→ **GIVEN RECORDS**:
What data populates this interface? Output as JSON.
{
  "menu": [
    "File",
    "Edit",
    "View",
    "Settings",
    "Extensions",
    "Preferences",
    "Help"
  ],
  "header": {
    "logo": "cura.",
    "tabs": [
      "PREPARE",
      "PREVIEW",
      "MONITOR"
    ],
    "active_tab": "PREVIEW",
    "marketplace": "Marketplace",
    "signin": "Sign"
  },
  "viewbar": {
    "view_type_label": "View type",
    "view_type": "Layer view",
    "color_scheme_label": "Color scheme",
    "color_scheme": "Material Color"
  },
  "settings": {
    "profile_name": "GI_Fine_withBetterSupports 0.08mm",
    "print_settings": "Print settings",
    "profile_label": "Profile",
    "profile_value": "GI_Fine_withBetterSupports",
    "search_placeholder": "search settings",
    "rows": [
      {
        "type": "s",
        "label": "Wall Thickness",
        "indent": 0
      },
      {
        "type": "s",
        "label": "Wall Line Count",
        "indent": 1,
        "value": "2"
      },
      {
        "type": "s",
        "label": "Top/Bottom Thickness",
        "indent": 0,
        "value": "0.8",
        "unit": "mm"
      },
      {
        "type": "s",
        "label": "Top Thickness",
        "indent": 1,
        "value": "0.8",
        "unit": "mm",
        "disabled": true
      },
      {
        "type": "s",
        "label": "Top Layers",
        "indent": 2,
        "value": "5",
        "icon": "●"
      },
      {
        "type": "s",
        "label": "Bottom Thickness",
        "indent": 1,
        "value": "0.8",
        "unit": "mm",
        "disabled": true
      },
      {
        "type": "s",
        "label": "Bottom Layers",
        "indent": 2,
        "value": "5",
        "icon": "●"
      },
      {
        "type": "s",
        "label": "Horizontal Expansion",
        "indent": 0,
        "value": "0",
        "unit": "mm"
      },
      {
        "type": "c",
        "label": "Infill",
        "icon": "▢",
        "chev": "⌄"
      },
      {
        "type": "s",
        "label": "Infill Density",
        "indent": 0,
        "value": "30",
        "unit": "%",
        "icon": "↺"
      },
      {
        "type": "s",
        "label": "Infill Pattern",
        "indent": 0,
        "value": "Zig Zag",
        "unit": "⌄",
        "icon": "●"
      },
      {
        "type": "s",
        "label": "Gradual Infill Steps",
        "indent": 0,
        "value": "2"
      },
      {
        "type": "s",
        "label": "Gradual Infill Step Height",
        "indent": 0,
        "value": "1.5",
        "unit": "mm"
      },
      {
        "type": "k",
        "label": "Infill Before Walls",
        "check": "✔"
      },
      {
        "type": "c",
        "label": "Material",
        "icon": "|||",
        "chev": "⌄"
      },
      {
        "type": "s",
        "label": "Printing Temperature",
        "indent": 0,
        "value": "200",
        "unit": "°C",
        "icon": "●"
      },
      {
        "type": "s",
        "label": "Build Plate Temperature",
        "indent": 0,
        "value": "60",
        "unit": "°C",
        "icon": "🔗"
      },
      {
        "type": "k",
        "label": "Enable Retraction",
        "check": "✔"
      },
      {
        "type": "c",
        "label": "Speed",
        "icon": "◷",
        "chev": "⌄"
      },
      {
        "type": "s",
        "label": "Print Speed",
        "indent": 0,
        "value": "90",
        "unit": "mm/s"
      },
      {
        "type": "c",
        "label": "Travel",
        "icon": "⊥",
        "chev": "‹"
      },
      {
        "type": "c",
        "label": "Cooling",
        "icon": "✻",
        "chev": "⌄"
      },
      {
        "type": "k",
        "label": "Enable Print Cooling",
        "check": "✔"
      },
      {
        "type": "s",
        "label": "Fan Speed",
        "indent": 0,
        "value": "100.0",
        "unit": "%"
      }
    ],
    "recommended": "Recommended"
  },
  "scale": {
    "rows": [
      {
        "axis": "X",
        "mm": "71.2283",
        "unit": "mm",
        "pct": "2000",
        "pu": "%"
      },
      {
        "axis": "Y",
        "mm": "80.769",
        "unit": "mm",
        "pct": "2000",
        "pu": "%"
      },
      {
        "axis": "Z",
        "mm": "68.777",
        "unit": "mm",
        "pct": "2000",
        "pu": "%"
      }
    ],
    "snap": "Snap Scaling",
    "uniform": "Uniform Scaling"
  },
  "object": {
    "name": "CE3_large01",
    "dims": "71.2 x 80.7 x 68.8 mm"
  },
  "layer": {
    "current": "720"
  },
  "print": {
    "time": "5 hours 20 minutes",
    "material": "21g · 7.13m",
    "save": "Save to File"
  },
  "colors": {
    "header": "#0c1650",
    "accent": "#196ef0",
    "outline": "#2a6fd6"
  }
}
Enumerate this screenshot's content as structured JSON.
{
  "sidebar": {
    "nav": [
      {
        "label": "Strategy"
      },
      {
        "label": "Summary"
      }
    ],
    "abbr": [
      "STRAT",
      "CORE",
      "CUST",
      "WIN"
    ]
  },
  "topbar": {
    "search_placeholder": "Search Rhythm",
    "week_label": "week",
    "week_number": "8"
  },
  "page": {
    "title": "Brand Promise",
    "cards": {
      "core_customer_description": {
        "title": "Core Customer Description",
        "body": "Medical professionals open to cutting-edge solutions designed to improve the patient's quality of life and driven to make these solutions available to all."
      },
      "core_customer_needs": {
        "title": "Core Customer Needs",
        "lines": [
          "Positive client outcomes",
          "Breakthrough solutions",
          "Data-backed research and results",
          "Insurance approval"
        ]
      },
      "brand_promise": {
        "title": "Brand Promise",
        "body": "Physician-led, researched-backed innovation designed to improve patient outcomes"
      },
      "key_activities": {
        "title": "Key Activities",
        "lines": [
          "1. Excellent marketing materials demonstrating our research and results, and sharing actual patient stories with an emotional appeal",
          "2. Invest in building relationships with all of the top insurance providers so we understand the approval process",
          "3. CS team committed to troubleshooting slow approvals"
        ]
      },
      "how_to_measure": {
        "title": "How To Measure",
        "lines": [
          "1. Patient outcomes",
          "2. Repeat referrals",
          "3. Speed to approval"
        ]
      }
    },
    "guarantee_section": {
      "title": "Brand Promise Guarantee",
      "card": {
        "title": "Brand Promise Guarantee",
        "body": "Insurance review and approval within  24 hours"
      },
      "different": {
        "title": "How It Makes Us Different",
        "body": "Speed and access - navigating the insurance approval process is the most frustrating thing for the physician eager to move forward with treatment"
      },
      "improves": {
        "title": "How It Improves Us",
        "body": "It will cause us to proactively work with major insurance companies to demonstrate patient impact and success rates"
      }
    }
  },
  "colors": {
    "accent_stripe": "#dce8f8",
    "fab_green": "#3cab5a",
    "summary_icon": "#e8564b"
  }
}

→ **WHAT IS REQUIRED**:
Return every record, word for word.

→ **RESPONSE FOR THIS EXERCISE**:
What data populates this interface? Output as JSON.
{
  "menu": [
    "File",
    "Edit",
    "View",
    "Settings",
    "Extensions",
    "Preferences",
    "Help"
  ],
  "header": {
    "logo": "cura.",
    "tabs": [
      "PREPARE",
      "PREVIEW",
      "MONITOR"
    ],
    "active_tab": "PREVIEW",
    "marketplace": "Marketplace",
    "signin": "Sign"
  },
  "viewbar": {
    "view_type_label": "View type",
    "view_type": "Layer view",
    "color_scheme_label": "Color scheme",
    "color_scheme": "Material Color"
  },
  "settings": {
    "profile_name": "GI_Fine_withBetterSupports 0.08mm",
    "print_settings": "Print settings",
    "profile_label": "Profile",
    "profile_value": "GI_Fine_withBetterSupports",
    "search_placeholder": "search settings",
    "rows": [
      {
        "type": "s",
        "label": "Wall Thickness",
        "indent": 0
      },
      {
        "type": "s",
        "label": "Wall Line Count",
        "indent": 1,
        "value": "2"
      },
      {
        "type": "s",
        "label": "Top/Bottom Thickness",
        "indent": 0,
        "value": "0.8",
        "unit": "mm"
      },
      {
        "type": "s",
        "label": "Top Thickness",
        "indent": 1,
        "value": "0.8",
        "unit": "mm",
        "disabled": true
      },
      {
        "type": "s",
        "label": "Top Layers",
        "indent": 2,
        "value": "5",
        "icon": "●"
      },
      {
        "type": "s",
        "label": "Bottom Thickness",
        "indent": 1,
        "value": "0.8",
        "unit": "mm",
        "disabled": true
      },
      {
        "type": "s",
        "label": "Bottom Layers",
        "indent": 2,
        "value": "5",
        "icon": "●"
      },
      {
        "type": "s",
        "label": "Horizontal Expansion",
        "indent": 0,
        "value": "0",
        "unit": "mm"
      },
      {
        "type": "c",
        "label": "Infill",
        "icon": "▢",
        "chev": "⌄"
      },
      {
        "type": "s",
        "label": "Infill Density",
        "indent": 0,
        "value": "30",
        "unit": "%",
        "icon": "↺"
      },
      {
        "type": "s",
        "label": "Infill Pattern",
        "indent": 0,
        "value": "Zig Zag",
        "unit": "⌄",
        "icon": "●"
      },
      {
        "type": "s",
        "label": "Gradual Infill Steps",
        "indent": 0,
        "value": "2"
      },
      {
        "type": "s",
        "label": "Gradual Infill Step Height",
        "indent": 0,
        "value": "1.5",
        "unit": "mm"
      },
      {
        "type": "k",
        "label": "Infill Before Walls",
        "check": "✔"
      },
      {
        "type": "c",
        "label": "Material",
        "icon": "|||",
        "chev": "⌄"
      },
      {
        "type": "s",
        "label": "Printing Temperature",
        "indent": 0,
        "value": "200",
        "unit": "°C",
        "icon": "●"
      },
      {
        "type": "s",
        "label": "Build Plate Temperature",
        "indent": 0,
        "value": "60",
        "unit": "°C",
        "icon": "🔗"
      },
      {
        "type": "k",
        "label": "Enable Retraction",
        "check": "✔"
      },
      {
        "type": "c",
        "label": "Speed",
        "icon": "◷",
        "chev": "⌄"
      },
      {
        "type": "s",
        "label": "Print Speed",
        "indent": 0,
        "value": "90",
        "unit": "mm/s"
      },
      {
        "type": "c",
        "label": "Travel",
        "icon": "⊥",
        "chev": "‹"
      },
      {
        "type": "c",
        "label": "Cooling",
        "icon": "✻",
        "chev": "⌄"
      },
      {
        "type": "k",
        "label": "Enable Print Cooling",
        "check": "✔"
      },
      {
        "type": "s",
        "label": "Fan Speed",
        "indent": 0,
        "value": "100.0",
        "unit": "%"
      }
    ],
    "recommended": "Recommended"
  },
  "scale": {
    "rows": [
      {
        "axis": "X",
        "mm": "71.2283",
        "unit": "mm",
        "pct": "2000",
        "pu": "%"
      },
      {
        "axis": "Y",
        "mm": "80.769",
        "unit": "mm",
        "pct": "2000",
        "pu": "%"
      },
      {
        "axis": "Z",
        "mm": "68.777",
        "unit": "mm",
        "pct": "2000",
        "pu": "%"
      }
    ],
    "snap": "Snap Scaling",
    "uniform": "Uniform Scaling"
  },
  "object": {
    "name": "CE3_large01",
    "dims": "71.2 x 80.7 x 68.8 mm"
  },
  "layer": {
    "current": "720"
  },
  "print": {
    "time": "5 hours 20 minutes",
    "material": "21g · 7.13m",
    "save": "Save to File"
  },
  "colors": {
    "header": "#0c1650",
    "accent": "#196ef0",
    "outline": "#2a6fd6"
  }
}
Enumerate this screenshot's content as structured JSON.
{
  "sidebar": {
    "nav": [
      {
        "label": "Strategy"
      },
      {
        "label": "Summary"
      }
    ],
    "abbr": [
      "STRAT",
      "CORE",
      "CUST",
      "WIN"
    ]
  },
  "topbar": {
    "search_placeholder": "Search Rhythm",
    "week_label": "week",
    "week_number": "8"
  },
  "page": {
    "title": "Brand Promise",
    "cards": {
      "core_customer_description": {
        "title": "Core Customer Description",
        "body": "Medical professionals open to cutting-edge solutions designed to improve the patient's quality of life and driven to make these solutions available to all."
      },
      "core_customer_needs": {
        "title": "Core Customer Needs",
        "lines": [
          "Positive client outcomes",
          "Breakthrough solutions",
          "Data-backed research and results",
          "Insurance approval"
        ]
      },
      "brand_promise": {
        "title": "Brand Promise",
        "body": "Physician-led, researched-backed innovation designed to improve patient outcomes"
      },
      "key_activities": {
        "title": "Key Activities",
        "lines": [
          "1. Excellent marketing materials demonstrating our research and results, and sharing actual patient stories with an emotional appeal",
          "2. Invest in building relationships with all of the top insurance providers so we understand the approval process",
          "3. CS team committed to troubleshooting slow approvals"
        ]
      },
      "how_to_measure": {
        "title": "How To Measure",
        "lines": [
          "1. Patient outcomes",
          "2. Repeat referrals",
          "3. Speed to approval"
        ]
      }
    },
    "guarantee_section": {
      "title": "Brand Promise Guarantee",
      "card": {
        "title": "Brand Promise Guarantee",
        "body": "Insurance review and approval within  24 hours"
      },
      "different": {
        "title": "How It Makes Us Different",
        "body": "Speed and access - navigating the insurance approval process is the most frustrating thing for the physician eager to move forward with treatment"
      },
      "improves": {
        "title": "How It Improves Us",
        "body": "It will cause us to proactively work with major insurance companies to demonstrate patient impact and success rates"
      }
    }
  },
  "colors": {
    "accent_stripe": "#dce8f8",
    "fab_green": "#3cab5a",
    "summary_icon": "#e8564b"
  }
}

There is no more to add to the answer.